Required task: Give back the full listing, character for character, with no pictures.

Records:
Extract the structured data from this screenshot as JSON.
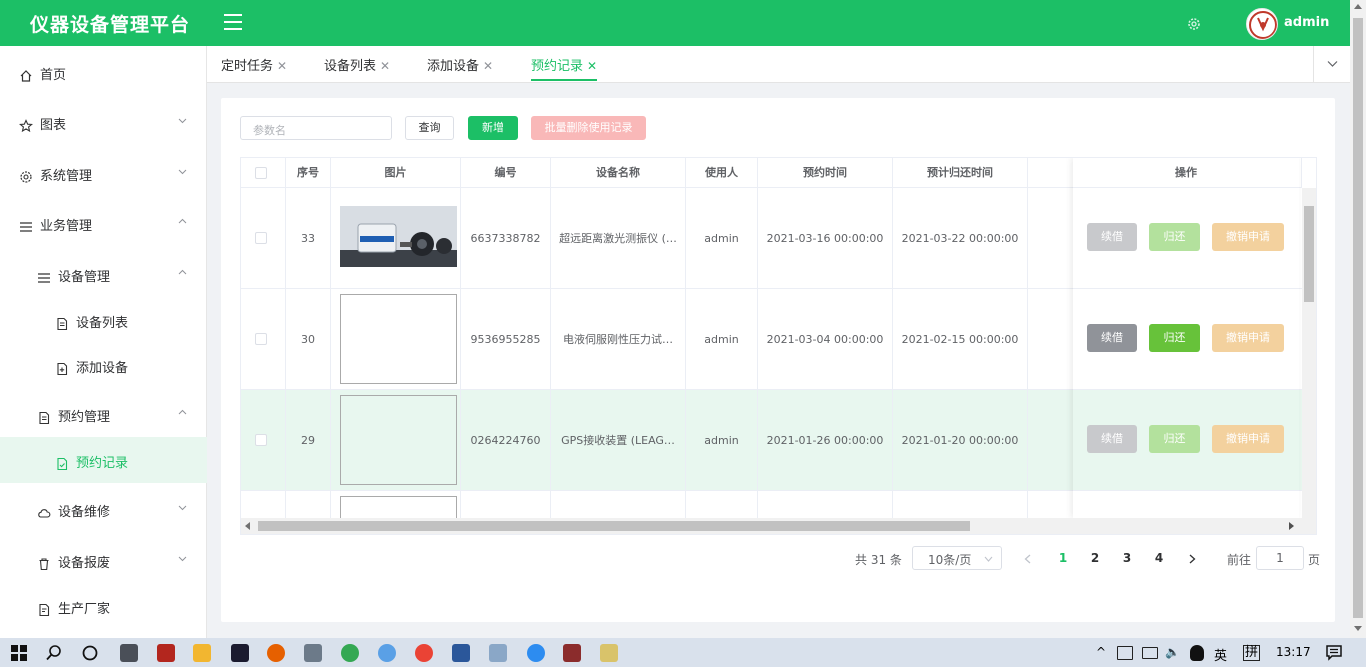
{
  "header": {
    "title": "仪器设备管理平台",
    "user": "admin",
    "brand_color": "#1cbf66"
  },
  "sidebar": {
    "items": [
      {
        "label": "首页",
        "icon": "home-icon"
      },
      {
        "label": "图表",
        "icon": "star-icon"
      },
      {
        "label": "系统管理",
        "icon": "gear-icon"
      },
      {
        "label": "业务管理",
        "icon": "menu-icon"
      },
      {
        "label": "设备管理",
        "icon": "menu-icon"
      },
      {
        "label": "设备列表",
        "icon": "document-icon"
      },
      {
        "label": "添加设备",
        "icon": "document-add-icon"
      },
      {
        "label": "预约管理",
        "icon": "document-icon"
      },
      {
        "label": "预约记录",
        "icon": "document-check-icon"
      },
      {
        "label": "设备维修",
        "icon": "cloud-icon"
      },
      {
        "label": "设备报废",
        "icon": "trash-icon"
      },
      {
        "label": "生产厂家",
        "icon": "factory-icon"
      }
    ]
  },
  "tabs": [
    {
      "label": "定时任务"
    },
    {
      "label": "设备列表"
    },
    {
      "label": "添加设备"
    },
    {
      "label": "预约记录",
      "active": true
    }
  ],
  "toolbar": {
    "search_placeholder": "参数名",
    "query_label": "查询",
    "add_label": "新增",
    "batch_delete_label": "批量删除使用记录"
  },
  "table": {
    "headers": [
      "序号",
      "图片",
      "编号",
      "设备名称",
      "使用人",
      "预约时间",
      "预计归还时间",
      "操作"
    ],
    "rows": [
      {
        "id": "33",
        "code": "6637338782",
        "name": "超远距离激光测振仪 (…",
        "user": "admin",
        "reserve_time": "2021-03-16 00:00:00",
        "return_time": "2021-03-22 00:00:00",
        "has_image": true
      },
      {
        "id": "30",
        "code": "9536955285",
        "name": "电液伺服刚性压力试…",
        "user": "admin",
        "reserve_time": "2021-03-04 00:00:00",
        "return_time": "2021-02-15 00:00:00",
        "has_image": false
      },
      {
        "id": "29",
        "code": "0264224760",
        "name": "GPS接收装置 (LEAG…",
        "user": "admin",
        "reserve_time": "2021-01-26 00:00:00",
        "return_time": "2021-01-20 00:00:00",
        "has_image": false
      }
    ],
    "actions": {
      "renew": "续借",
      "return": "归还",
      "cancel": "撤销申请"
    }
  },
  "pagination": {
    "total": "共 31 条",
    "page_size": "10条/页",
    "pages": [
      "1",
      "2",
      "3",
      "4"
    ],
    "current": "1",
    "goto_label": "前往",
    "goto_value": "1",
    "unit": "页"
  },
  "taskbar": {
    "time": "13:17",
    "ime_lang": "英",
    "ime_mode": "拼"
  }
}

Output below:
Extract the structured data from this screenshot as JSON.
{
  "header": {
    "title": "仪器设备管理平台",
    "user": "admin",
    "brand_color": "#1cbf66"
  },
  "sidebar": {
    "items": [
      {
        "label": "首页",
        "icon": "home-icon"
      },
      {
        "label": "图表",
        "icon": "star-icon"
      },
      {
        "label": "系统管理",
        "icon": "gear-icon"
      },
      {
        "label": "业务管理",
        "icon": "menu-icon"
      },
      {
        "label": "设备管理",
        "icon": "menu-icon"
      },
      {
        "label": "设备列表",
        "icon": "document-icon"
      },
      {
        "label": "添加设备",
        "icon": "document-add-icon"
      },
      {
        "label": "预约管理",
        "icon": "document-icon"
      },
      {
        "label": "预约记录",
        "icon": "document-check-icon"
      },
      {
        "label": "设备维修",
        "icon": "cloud-icon"
      },
      {
        "label": "设备报废",
        "icon": "trash-icon"
      },
      {
        "label": "生产厂家",
        "icon": "factory-icon"
      }
    ]
  },
  "tabs": [
    {
      "label": "定时任务"
    },
    {
      "label": "设备列表"
    },
    {
      "label": "添加设备"
    },
    {
      "label": "预约记录",
      "active": true
    }
  ],
  "toolbar": {
    "search_placeholder": "参数名",
    "query_label": "查询",
    "add_label": "新增",
    "batch_delete_label": "批量删除使用记录"
  },
  "table": {
    "headers": [
      "序号",
      "图片",
      "编号",
      "设备名称",
      "使用人",
      "预约时间",
      "预计归还时间",
      "操作"
    ],
    "rows": [
      {
        "id": "33",
        "code": "6637338782",
        "name": "超远距离激光测振仪 (…",
        "user": "admin",
        "reserve_time": "2021-03-16 00:00:00",
        "return_time": "2021-03-22 00:00:00",
        "has_image": true
      },
      {
        "id": "30",
        "code": "9536955285",
        "name": "电液伺服刚性压力试…",
        "user": "admin",
        "reserve_time": "2021-03-04 00:00:00",
        "return_time": "2021-02-15 00:00:00",
        "has_image": false
      },
      {
        "id": "29",
        "code": "0264224760",
        "name": "GPS接收装置 (LEAG…",
        "user": "admin",
        "reserve_time": "2021-01-26 00:00:00",
        "return_time": "2021-01-20 00:00:00",
        "has_image": false
      }
    ],
    "actions": {
      "renew": "续借",
      "return": "归还",
      "cancel": "撤销申请"
    }
  },
  "pagination": {
    "total": "共 31 条",
    "page_size": "10条/页",
    "pages": [
      "1",
      "2",
      "3",
      "4"
    ],
    "current": "1",
    "goto_label": "前往",
    "goto_value": "1",
    "unit": "页"
  },
  "taskbar": {
    "time": "13:17",
    "ime_lang": "英",
    "ime_mode": "拼"
  }
}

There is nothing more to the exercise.